[[ DATA FOR ANALYSIS, beginning ]]

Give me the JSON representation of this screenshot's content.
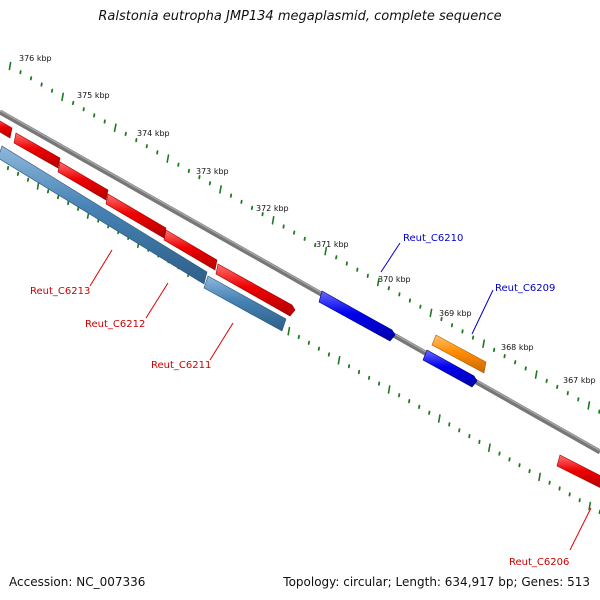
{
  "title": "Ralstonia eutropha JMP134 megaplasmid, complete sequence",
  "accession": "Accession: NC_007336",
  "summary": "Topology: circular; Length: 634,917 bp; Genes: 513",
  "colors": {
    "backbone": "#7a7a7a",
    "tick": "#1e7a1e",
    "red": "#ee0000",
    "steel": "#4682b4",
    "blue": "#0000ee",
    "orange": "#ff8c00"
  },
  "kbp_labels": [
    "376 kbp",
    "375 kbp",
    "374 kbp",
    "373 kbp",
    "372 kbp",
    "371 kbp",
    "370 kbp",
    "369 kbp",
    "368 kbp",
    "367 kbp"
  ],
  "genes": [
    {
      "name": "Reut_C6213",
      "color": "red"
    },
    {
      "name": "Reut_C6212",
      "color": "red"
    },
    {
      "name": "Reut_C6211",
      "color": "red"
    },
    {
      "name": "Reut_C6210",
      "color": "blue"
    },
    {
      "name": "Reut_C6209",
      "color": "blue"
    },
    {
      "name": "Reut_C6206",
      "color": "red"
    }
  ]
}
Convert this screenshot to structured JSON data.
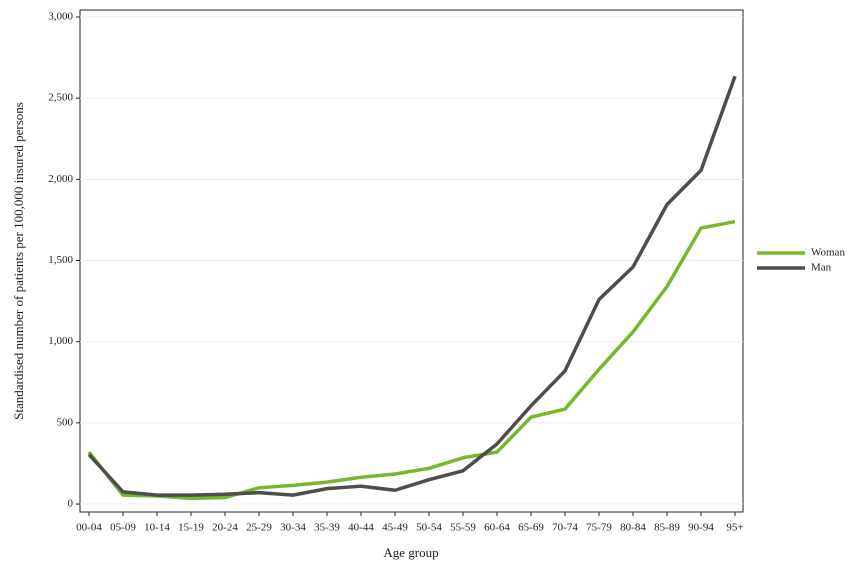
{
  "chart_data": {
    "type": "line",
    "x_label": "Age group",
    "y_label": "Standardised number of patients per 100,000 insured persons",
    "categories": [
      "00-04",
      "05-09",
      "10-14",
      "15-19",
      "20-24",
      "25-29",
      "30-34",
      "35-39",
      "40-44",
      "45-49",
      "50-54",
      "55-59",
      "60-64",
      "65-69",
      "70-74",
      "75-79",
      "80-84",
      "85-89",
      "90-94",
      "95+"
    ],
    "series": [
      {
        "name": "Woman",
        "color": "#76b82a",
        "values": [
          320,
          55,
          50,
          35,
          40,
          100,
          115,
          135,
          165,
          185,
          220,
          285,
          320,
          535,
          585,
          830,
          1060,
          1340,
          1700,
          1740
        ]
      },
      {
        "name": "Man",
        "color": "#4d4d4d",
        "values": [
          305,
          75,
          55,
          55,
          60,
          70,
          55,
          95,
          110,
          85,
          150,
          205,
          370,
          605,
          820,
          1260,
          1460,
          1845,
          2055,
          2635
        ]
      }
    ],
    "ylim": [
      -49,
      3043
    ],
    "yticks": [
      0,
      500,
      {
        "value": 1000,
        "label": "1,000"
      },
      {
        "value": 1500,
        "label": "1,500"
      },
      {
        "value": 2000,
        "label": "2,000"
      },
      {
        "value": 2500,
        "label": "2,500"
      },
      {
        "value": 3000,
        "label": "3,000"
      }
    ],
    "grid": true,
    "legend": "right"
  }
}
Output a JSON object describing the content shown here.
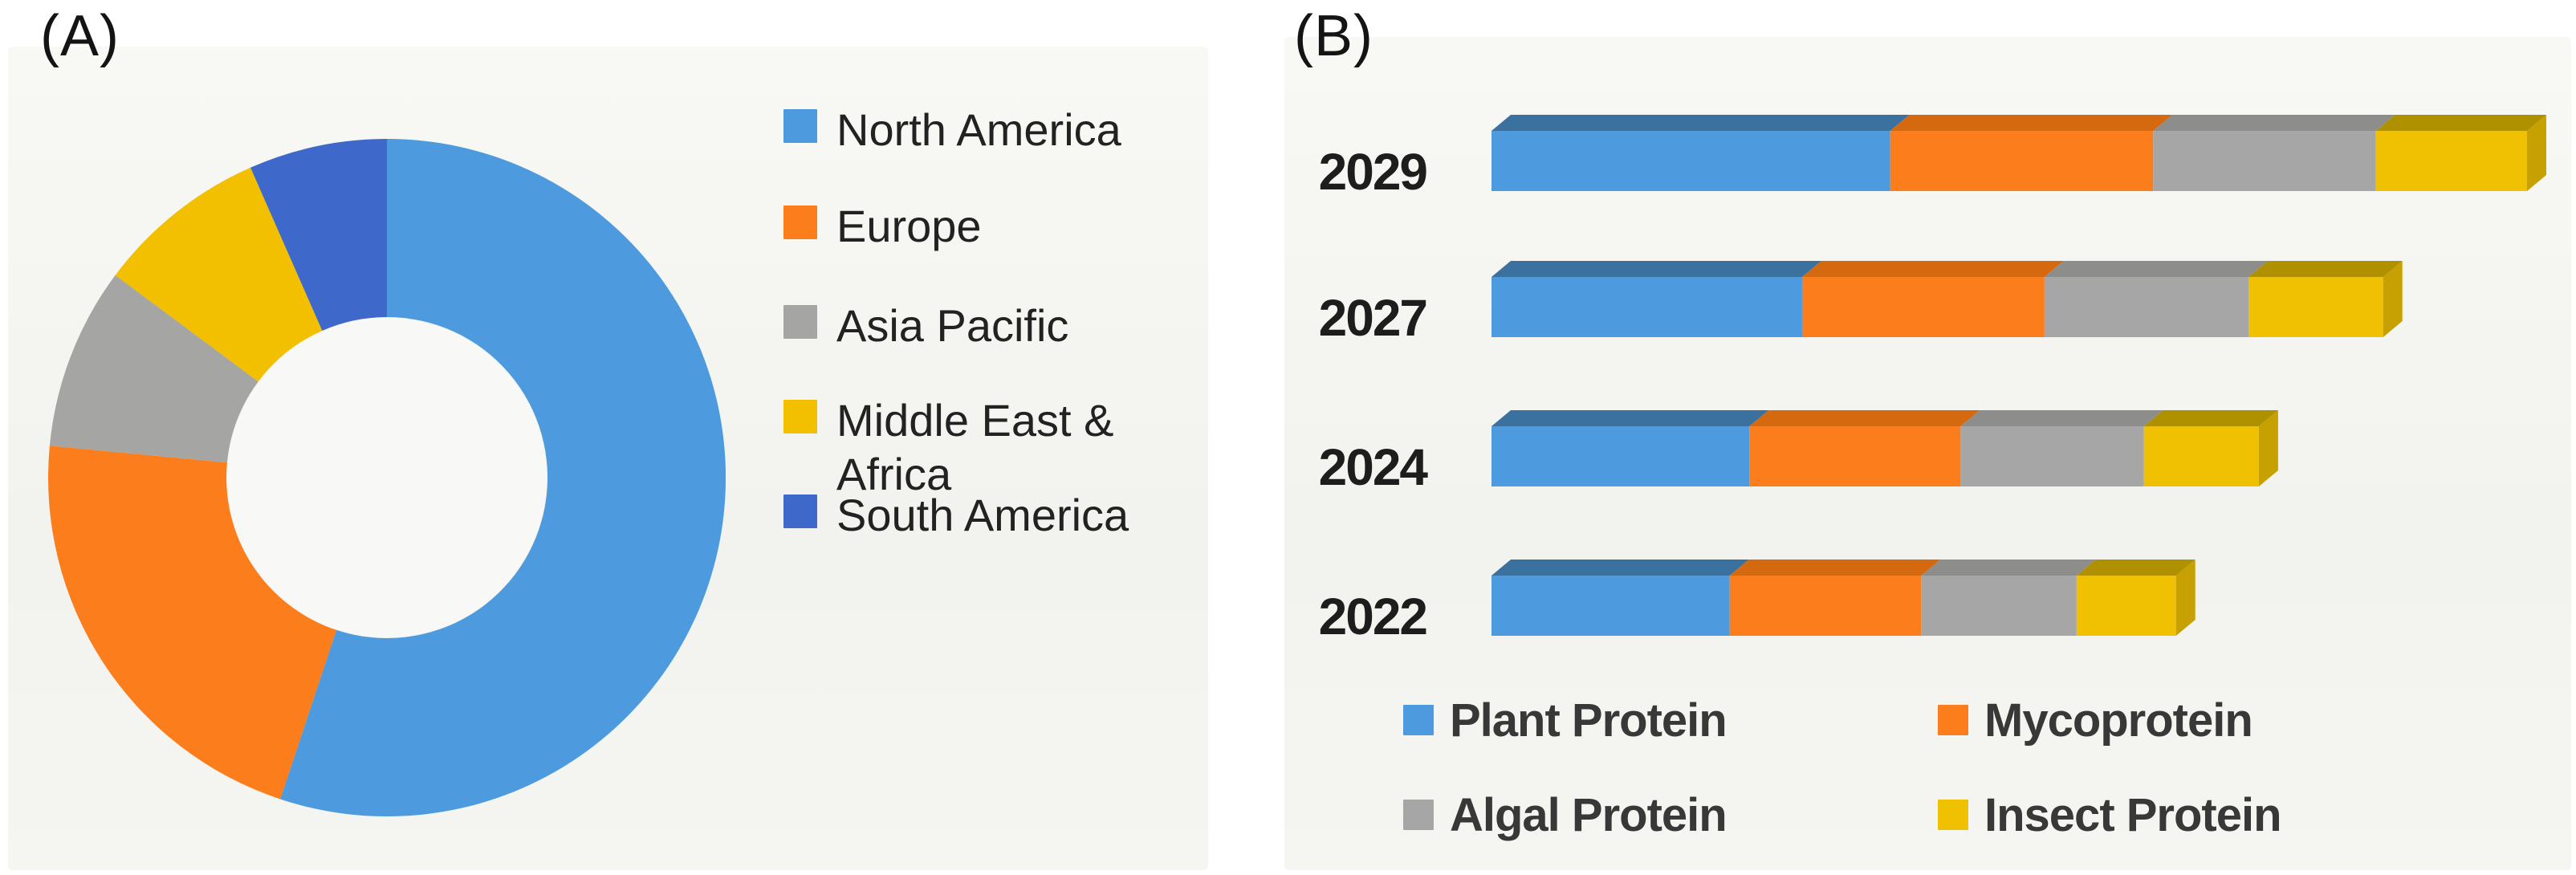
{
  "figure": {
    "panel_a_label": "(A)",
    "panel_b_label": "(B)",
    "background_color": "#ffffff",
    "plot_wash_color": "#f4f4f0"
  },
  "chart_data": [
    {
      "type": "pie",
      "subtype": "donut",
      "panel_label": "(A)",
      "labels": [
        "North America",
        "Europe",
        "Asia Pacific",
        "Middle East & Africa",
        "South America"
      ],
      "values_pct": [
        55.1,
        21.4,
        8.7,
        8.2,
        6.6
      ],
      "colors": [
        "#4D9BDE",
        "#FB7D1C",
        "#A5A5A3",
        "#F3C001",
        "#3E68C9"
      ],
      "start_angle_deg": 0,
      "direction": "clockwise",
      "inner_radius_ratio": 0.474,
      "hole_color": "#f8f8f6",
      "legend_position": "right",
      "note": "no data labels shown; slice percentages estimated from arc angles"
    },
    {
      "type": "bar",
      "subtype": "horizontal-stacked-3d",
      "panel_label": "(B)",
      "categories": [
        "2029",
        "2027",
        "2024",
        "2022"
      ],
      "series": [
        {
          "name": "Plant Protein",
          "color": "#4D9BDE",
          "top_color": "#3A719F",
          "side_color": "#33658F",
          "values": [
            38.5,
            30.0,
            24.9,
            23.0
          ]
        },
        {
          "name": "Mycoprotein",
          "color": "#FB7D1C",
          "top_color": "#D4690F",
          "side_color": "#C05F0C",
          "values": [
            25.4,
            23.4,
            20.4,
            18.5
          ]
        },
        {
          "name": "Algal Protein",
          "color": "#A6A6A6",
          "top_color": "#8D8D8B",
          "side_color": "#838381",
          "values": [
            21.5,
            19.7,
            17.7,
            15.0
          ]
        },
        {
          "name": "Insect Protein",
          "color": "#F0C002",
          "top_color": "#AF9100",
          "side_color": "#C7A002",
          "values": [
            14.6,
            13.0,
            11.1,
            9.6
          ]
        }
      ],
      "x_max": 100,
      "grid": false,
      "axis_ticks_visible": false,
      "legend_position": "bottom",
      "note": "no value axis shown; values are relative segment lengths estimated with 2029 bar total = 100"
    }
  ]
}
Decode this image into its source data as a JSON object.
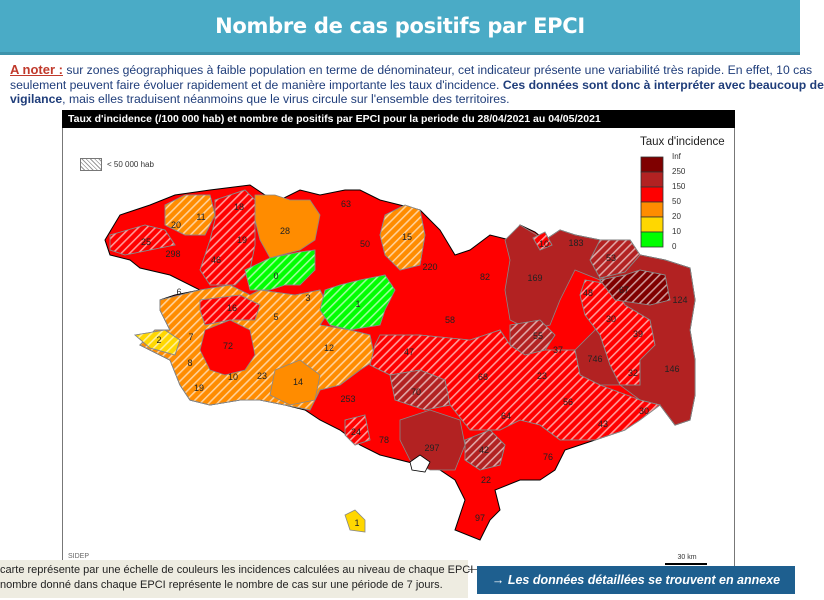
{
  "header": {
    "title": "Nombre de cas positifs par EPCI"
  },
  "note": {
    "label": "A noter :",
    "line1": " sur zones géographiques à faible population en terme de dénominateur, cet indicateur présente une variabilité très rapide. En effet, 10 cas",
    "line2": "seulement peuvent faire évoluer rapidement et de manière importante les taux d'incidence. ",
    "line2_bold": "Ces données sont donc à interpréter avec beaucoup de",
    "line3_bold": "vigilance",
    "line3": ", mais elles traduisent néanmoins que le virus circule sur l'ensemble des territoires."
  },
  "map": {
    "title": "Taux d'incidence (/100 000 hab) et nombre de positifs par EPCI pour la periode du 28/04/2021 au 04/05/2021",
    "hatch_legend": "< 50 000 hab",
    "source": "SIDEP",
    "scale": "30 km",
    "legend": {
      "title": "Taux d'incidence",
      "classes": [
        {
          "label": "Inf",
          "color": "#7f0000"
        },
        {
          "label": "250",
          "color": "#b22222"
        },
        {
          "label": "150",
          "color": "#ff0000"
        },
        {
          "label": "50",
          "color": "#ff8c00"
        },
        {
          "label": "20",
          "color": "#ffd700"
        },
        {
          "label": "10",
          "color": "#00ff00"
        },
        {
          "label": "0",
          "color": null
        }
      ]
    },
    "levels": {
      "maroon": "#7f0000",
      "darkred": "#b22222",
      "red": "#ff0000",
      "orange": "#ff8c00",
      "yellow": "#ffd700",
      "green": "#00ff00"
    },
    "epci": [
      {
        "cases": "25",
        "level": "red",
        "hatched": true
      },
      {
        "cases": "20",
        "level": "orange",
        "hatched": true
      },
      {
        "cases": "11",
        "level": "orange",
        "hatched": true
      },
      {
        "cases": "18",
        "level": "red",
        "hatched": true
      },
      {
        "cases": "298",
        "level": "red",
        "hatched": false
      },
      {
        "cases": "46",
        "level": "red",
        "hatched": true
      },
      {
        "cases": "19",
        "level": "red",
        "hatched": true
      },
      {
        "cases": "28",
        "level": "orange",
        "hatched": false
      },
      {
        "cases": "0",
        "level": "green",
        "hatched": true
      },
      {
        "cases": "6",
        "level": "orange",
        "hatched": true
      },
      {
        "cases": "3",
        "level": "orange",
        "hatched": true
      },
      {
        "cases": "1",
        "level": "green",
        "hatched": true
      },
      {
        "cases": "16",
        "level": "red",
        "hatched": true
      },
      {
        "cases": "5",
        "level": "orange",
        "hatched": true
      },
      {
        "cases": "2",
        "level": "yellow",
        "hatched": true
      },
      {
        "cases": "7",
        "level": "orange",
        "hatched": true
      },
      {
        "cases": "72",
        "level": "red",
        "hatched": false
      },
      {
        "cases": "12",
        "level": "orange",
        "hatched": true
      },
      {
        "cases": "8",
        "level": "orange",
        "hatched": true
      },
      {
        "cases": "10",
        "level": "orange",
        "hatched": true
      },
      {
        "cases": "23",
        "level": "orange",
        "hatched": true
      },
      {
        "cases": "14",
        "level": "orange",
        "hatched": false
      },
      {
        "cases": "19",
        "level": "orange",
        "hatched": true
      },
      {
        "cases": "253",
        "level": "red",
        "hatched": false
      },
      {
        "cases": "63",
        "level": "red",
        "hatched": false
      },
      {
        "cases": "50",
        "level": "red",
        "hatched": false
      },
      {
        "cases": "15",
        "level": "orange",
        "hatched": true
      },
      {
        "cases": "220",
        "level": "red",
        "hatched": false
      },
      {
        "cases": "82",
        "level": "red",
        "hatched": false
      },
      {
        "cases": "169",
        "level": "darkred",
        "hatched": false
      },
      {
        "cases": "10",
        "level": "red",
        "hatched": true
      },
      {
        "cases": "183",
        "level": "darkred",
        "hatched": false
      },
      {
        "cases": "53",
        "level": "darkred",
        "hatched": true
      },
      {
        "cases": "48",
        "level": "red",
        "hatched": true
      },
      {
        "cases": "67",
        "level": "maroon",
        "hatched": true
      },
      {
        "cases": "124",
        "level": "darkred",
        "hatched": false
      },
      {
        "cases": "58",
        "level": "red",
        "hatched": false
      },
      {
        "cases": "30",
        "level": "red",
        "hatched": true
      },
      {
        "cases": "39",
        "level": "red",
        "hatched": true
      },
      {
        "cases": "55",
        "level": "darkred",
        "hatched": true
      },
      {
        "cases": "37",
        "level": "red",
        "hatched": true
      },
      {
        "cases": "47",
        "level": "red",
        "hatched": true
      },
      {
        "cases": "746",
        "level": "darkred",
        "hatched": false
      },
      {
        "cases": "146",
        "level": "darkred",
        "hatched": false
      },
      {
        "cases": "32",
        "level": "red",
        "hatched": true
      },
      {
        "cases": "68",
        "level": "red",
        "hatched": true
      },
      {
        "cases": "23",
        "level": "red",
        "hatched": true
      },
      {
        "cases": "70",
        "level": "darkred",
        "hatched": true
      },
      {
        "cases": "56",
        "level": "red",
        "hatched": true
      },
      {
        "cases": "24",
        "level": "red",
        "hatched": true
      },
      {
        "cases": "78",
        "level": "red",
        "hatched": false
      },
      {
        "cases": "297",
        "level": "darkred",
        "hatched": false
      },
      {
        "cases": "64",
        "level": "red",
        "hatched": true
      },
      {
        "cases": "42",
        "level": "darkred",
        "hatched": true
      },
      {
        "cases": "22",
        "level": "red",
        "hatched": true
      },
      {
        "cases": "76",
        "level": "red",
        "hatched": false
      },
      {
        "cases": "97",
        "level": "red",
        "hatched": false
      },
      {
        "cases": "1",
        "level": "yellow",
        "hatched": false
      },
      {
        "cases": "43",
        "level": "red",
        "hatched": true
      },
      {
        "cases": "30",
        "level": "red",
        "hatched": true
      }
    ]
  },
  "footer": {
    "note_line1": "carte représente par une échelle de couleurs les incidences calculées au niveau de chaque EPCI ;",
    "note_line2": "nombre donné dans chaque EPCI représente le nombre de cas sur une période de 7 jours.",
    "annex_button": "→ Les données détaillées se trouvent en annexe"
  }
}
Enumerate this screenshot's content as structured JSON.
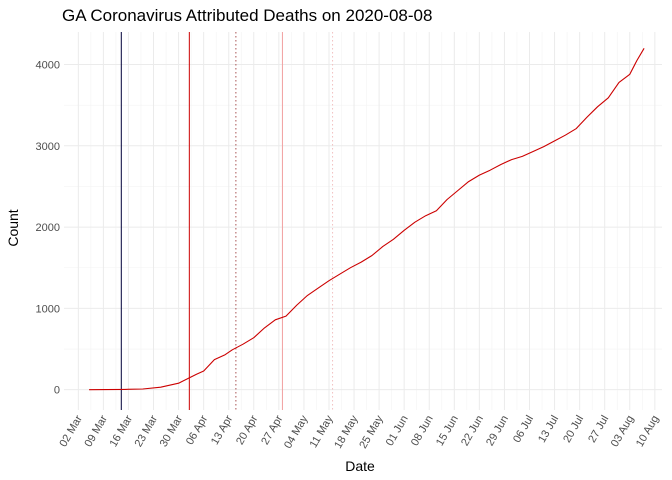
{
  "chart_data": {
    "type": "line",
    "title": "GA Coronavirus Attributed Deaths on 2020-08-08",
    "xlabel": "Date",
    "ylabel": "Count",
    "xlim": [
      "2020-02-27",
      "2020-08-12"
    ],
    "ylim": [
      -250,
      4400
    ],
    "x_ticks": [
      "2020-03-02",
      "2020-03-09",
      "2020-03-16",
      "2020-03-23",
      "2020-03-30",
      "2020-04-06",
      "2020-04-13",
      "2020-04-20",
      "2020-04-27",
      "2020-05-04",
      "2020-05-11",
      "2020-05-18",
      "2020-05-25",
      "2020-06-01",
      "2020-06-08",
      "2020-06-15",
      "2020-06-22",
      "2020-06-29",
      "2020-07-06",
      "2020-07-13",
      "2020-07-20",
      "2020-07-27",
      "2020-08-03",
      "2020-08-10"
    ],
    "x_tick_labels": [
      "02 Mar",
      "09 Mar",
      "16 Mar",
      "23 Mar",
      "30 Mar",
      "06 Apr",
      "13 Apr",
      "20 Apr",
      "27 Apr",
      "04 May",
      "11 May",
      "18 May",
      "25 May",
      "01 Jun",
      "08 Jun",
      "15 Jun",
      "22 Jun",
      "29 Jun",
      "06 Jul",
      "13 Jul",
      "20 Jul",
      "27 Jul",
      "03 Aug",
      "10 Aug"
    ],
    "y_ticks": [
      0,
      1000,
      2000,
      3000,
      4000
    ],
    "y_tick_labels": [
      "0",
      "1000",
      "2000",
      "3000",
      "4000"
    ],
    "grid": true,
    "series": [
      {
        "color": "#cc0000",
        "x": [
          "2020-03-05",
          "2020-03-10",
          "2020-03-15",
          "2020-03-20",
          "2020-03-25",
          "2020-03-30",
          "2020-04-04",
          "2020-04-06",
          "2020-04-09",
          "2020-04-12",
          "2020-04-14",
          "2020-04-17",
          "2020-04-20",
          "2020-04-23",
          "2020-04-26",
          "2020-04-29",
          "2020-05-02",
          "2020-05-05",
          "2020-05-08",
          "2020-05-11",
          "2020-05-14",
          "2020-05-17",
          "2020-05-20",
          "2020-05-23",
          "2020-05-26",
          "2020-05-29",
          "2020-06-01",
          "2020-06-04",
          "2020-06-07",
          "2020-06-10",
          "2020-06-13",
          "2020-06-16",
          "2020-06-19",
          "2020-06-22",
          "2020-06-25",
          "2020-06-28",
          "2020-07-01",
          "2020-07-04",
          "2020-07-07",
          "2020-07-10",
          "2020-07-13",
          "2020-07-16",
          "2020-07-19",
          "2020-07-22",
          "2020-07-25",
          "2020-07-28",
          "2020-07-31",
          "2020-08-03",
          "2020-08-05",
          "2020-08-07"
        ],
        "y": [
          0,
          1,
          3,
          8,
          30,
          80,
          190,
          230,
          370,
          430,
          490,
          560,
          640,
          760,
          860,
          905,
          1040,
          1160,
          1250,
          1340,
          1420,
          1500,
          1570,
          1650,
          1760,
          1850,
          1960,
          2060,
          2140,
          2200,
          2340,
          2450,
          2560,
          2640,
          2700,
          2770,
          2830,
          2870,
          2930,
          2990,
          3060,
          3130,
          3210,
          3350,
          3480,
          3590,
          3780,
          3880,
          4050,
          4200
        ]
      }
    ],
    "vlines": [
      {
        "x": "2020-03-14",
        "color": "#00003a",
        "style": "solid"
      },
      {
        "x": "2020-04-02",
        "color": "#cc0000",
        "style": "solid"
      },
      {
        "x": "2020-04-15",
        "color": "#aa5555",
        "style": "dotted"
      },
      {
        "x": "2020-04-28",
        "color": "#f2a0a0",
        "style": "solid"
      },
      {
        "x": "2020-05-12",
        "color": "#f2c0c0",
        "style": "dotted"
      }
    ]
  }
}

[[ DATA FOR ANALYSIS, end ]]

Read through the data above. Report each line that has the word "structured".

Convert this screenshot to structured JSON data.
Enumerate this screenshot's content as structured JSON.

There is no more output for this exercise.